§ **Written problem**
Check every line below for the word "name" and copy the ones that have it.

§ **Record list**
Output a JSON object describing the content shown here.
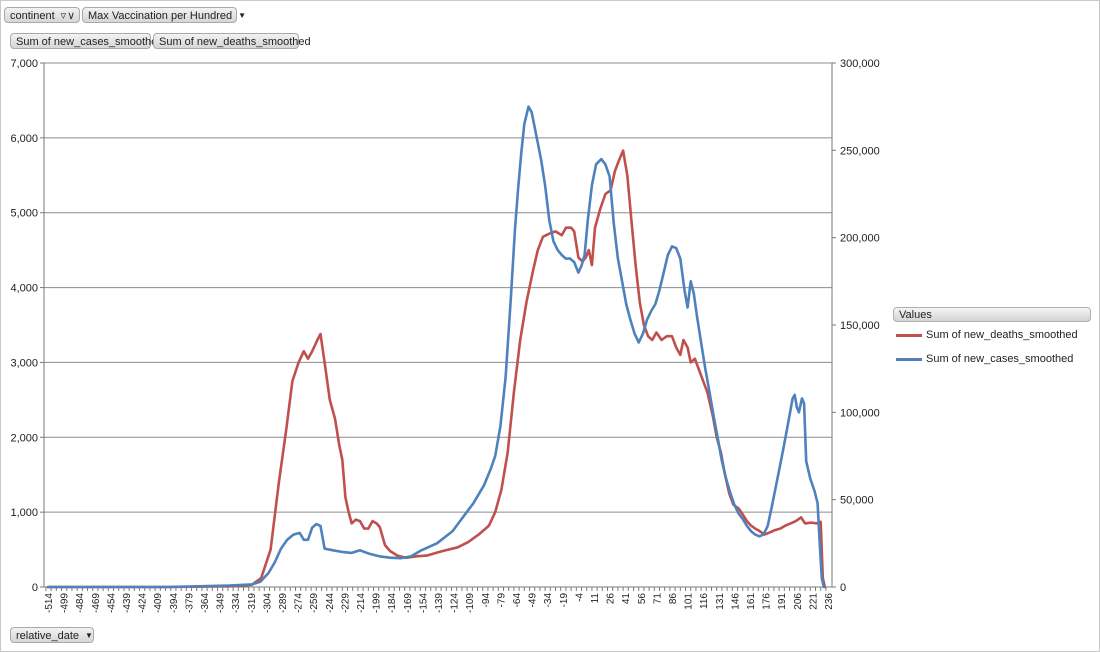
{
  "header": {
    "filter_field": "continent",
    "filter_icon": "filter-icon",
    "value_field": "Max Vaccination per Hundred",
    "series_buttons": [
      "Sum of new_cases_smoothed",
      "Sum of new_deaths_smoothed"
    ],
    "axis_field": "relative_date"
  },
  "legend": {
    "title": "Values",
    "items": [
      {
        "label": "Sum of new_deaths_smoothed",
        "color": "#c0504d"
      },
      {
        "label": "Sum of new_cases_smoothed",
        "color": "#4f81bd"
      }
    ]
  },
  "chart_data": {
    "type": "line",
    "title": "",
    "xlabel": "relative_date",
    "grid": true,
    "x_tick_labels": [
      "-514",
      "-499",
      "-484",
      "-469",
      "-454",
      "-439",
      "-424",
      "-409",
      "-394",
      "-379",
      "-364",
      "-349",
      "-334",
      "-319",
      "-304",
      "-289",
      "-274",
      "-259",
      "-244",
      "-229",
      "-214",
      "-199",
      "-184",
      "-169",
      "-154",
      "-139",
      "-124",
      "-109",
      "-94",
      "-79",
      "-64",
      "-49",
      "-34",
      "-19",
      "-4",
      "11",
      "26",
      "41",
      "56",
      "71",
      "86",
      "101",
      "116",
      "131",
      "146",
      "161",
      "176",
      "191",
      "206",
      "221",
      "236"
    ],
    "y_left": {
      "ylim": [
        0,
        7000
      ],
      "ticks": [
        "0",
        "1,000",
        "2,000",
        "3,000",
        "4,000",
        "5,000",
        "6,000",
        "7,000"
      ],
      "series": "Sum of new_deaths_smoothed"
    },
    "y_right": {
      "ylim": [
        0,
        300000
      ],
      "ticks": [
        "0",
        "50,000",
        "100,000",
        "150,000",
        "200,000",
        "250,000",
        "300,000"
      ],
      "series": "Sum of new_cases_smoothed"
    },
    "series": [
      {
        "name": "Sum of new_deaths_smoothed",
        "axis": "left",
        "color": "#c0504d",
        "points": [
          [
            -514,
            0
          ],
          [
            -400,
            0
          ],
          [
            -340,
            10
          ],
          [
            -318,
            30
          ],
          [
            -309,
            120
          ],
          [
            -300,
            500
          ],
          [
            -292,
            1400
          ],
          [
            -285,
            2100
          ],
          [
            -279,
            2750
          ],
          [
            -273,
            3000
          ],
          [
            -268,
            3150
          ],
          [
            -264,
            3050
          ],
          [
            -260,
            3150
          ],
          [
            -255,
            3300
          ],
          [
            -252,
            3380
          ],
          [
            -248,
            3000
          ],
          [
            -243,
            2500
          ],
          [
            -238,
            2250
          ],
          [
            -234,
            1900
          ],
          [
            -231,
            1700
          ],
          [
            -228,
            1200
          ],
          [
            -225,
            1000
          ],
          [
            -222,
            850
          ],
          [
            -218,
            900
          ],
          [
            -214,
            880
          ],
          [
            -210,
            780
          ],
          [
            -206,
            780
          ],
          [
            -202,
            880
          ],
          [
            -198,
            850
          ],
          [
            -195,
            800
          ],
          [
            -190,
            560
          ],
          [
            -185,
            480
          ],
          [
            -178,
            420
          ],
          [
            -170,
            390
          ],
          [
            -160,
            410
          ],
          [
            -150,
            420
          ],
          [
            -135,
            480
          ],
          [
            -120,
            530
          ],
          [
            -110,
            600
          ],
          [
            -100,
            700
          ],
          [
            -90,
            820
          ],
          [
            -84,
            1000
          ],
          [
            -78,
            1300
          ],
          [
            -72,
            1800
          ],
          [
            -66,
            2600
          ],
          [
            -60,
            3300
          ],
          [
            -54,
            3800
          ],
          [
            -48,
            4200
          ],
          [
            -43,
            4500
          ],
          [
            -38,
            4680
          ],
          [
            -32,
            4720
          ],
          [
            -26,
            4750
          ],
          [
            -20,
            4700
          ],
          [
            -16,
            4800
          ],
          [
            -11,
            4800
          ],
          [
            -8,
            4750
          ],
          [
            -4,
            4400
          ],
          [
            0,
            4350
          ],
          [
            3,
            4400
          ],
          [
            6,
            4500
          ],
          [
            9,
            4300
          ],
          [
            12,
            4800
          ],
          [
            17,
            5050
          ],
          [
            22,
            5250
          ],
          [
            27,
            5300
          ],
          [
            31,
            5550
          ],
          [
            35,
            5700
          ],
          [
            39,
            5830
          ],
          [
            43,
            5500
          ],
          [
            47,
            4900
          ],
          [
            51,
            4300
          ],
          [
            55,
            3800
          ],
          [
            59,
            3500
          ],
          [
            63,
            3350
          ],
          [
            67,
            3300
          ],
          [
            71,
            3400
          ],
          [
            76,
            3300
          ],
          [
            81,
            3350
          ],
          [
            86,
            3350
          ],
          [
            90,
            3200
          ],
          [
            94,
            3100
          ],
          [
            97,
            3300
          ],
          [
            101,
            3200
          ],
          [
            104,
            3000
          ],
          [
            108,
            3050
          ],
          [
            112,
            2900
          ],
          [
            116,
            2750
          ],
          [
            120,
            2600
          ],
          [
            125,
            2300
          ],
          [
            129,
            2000
          ],
          [
            133,
            1800
          ],
          [
            137,
            1500
          ],
          [
            141,
            1250
          ],
          [
            145,
            1100
          ],
          [
            150,
            1050
          ],
          [
            154,
            970
          ],
          [
            158,
            880
          ],
          [
            162,
            820
          ],
          [
            166,
            780
          ],
          [
            170,
            750
          ],
          [
            175,
            700
          ],
          [
            180,
            730
          ],
          [
            185,
            760
          ],
          [
            190,
            780
          ],
          [
            195,
            820
          ],
          [
            200,
            850
          ],
          [
            205,
            880
          ],
          [
            210,
            930
          ],
          [
            214,
            850
          ],
          [
            220,
            860
          ],
          [
            225,
            850
          ],
          [
            229,
            870
          ],
          [
            231,
            120
          ],
          [
            233,
            0
          ]
        ]
      },
      {
        "name": "Sum of new_cases_smoothed",
        "axis": "right",
        "color": "#4f81bd",
        "points": [
          [
            -514,
            0
          ],
          [
            -400,
            0
          ],
          [
            -340,
            800
          ],
          [
            -318,
            1500
          ],
          [
            -310,
            3000
          ],
          [
            -302,
            8000
          ],
          [
            -296,
            14000
          ],
          [
            -290,
            22000
          ],
          [
            -284,
            27000
          ],
          [
            -278,
            30000
          ],
          [
            -272,
            31000
          ],
          [
            -268,
            27000
          ],
          [
            -264,
            27000
          ],
          [
            -260,
            34000
          ],
          [
            -256,
            36000
          ],
          [
            -252,
            35000
          ],
          [
            -248,
            22000
          ],
          [
            -240,
            21000
          ],
          [
            -230,
            20000
          ],
          [
            -222,
            19500
          ],
          [
            -214,
            21000
          ],
          [
            -205,
            19000
          ],
          [
            -195,
            17500
          ],
          [
            -185,
            16800
          ],
          [
            -175,
            16500
          ],
          [
            -165,
            17500
          ],
          [
            -155,
            21000
          ],
          [
            -140,
            25000
          ],
          [
            -125,
            32000
          ],
          [
            -115,
            40000
          ],
          [
            -105,
            48000
          ],
          [
            -95,
            58000
          ],
          [
            -88,
            68000
          ],
          [
            -84,
            75000
          ],
          [
            -79,
            92000
          ],
          [
            -74,
            120000
          ],
          [
            -69,
            165000
          ],
          [
            -65,
            205000
          ],
          [
            -62,
            228000
          ],
          [
            -59,
            248000
          ],
          [
            -56,
            265000
          ],
          [
            -52,
            275000
          ],
          [
            -49,
            272000
          ],
          [
            -45,
            260000
          ],
          [
            -40,
            245000
          ],
          [
            -36,
            230000
          ],
          [
            -32,
            210000
          ],
          [
            -28,
            198000
          ],
          [
            -24,
            193000
          ],
          [
            -20,
            190000
          ],
          [
            -16,
            188000
          ],
          [
            -12,
            188000
          ],
          [
            -8,
            186000
          ],
          [
            -4,
            180000
          ],
          [
            -1,
            184000
          ],
          [
            2,
            190000
          ],
          [
            5,
            210000
          ],
          [
            9,
            230000
          ],
          [
            13,
            242000
          ],
          [
            18,
            245000
          ],
          [
            22,
            242000
          ],
          [
            26,
            235000
          ],
          [
            30,
            208000
          ],
          [
            34,
            188000
          ],
          [
            38,
            175000
          ],
          [
            42,
            162000
          ],
          [
            46,
            153000
          ],
          [
            50,
            145000
          ],
          [
            54,
            140000
          ],
          [
            58,
            145000
          ],
          [
            62,
            153000
          ],
          [
            66,
            158000
          ],
          [
            70,
            162000
          ],
          [
            74,
            170000
          ],
          [
            78,
            180000
          ],
          [
            82,
            190000
          ],
          [
            86,
            195000
          ],
          [
            90,
            194000
          ],
          [
            94,
            188000
          ],
          [
            98,
            170000
          ],
          [
            101,
            160000
          ],
          [
            104,
            175000
          ],
          [
            107,
            168000
          ],
          [
            110,
            155000
          ],
          [
            114,
            140000
          ],
          [
            118,
            125000
          ],
          [
            122,
            112000
          ],
          [
            126,
            98000
          ],
          [
            130,
            85000
          ],
          [
            134,
            72000
          ],
          [
            138,
            62000
          ],
          [
            142,
            54000
          ],
          [
            146,
            47000
          ],
          [
            150,
            42000
          ],
          [
            154,
            39000
          ],
          [
            158,
            35000
          ],
          [
            162,
            32000
          ],
          [
            166,
            30000
          ],
          [
            170,
            29000
          ],
          [
            174,
            30000
          ],
          [
            178,
            35000
          ],
          [
            182,
            46000
          ],
          [
            186,
            58000
          ],
          [
            190,
            70000
          ],
          [
            194,
            82000
          ],
          [
            198,
            95000
          ],
          [
            202,
            108000
          ],
          [
            204,
            110000
          ],
          [
            206,
            103000
          ],
          [
            208,
            100000
          ],
          [
            211,
            108000
          ],
          [
            213,
            105000
          ],
          [
            215,
            72000
          ],
          [
            219,
            62000
          ],
          [
            223,
            55000
          ],
          [
            226,
            48000
          ],
          [
            228,
            25000
          ],
          [
            230,
            5000
          ],
          [
            232,
            0
          ]
        ]
      }
    ]
  }
}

§ **Completed exercise**
        "name": "Sum of new_deaths_smoothed",
        "name": "Sum of new_cases_smoothed",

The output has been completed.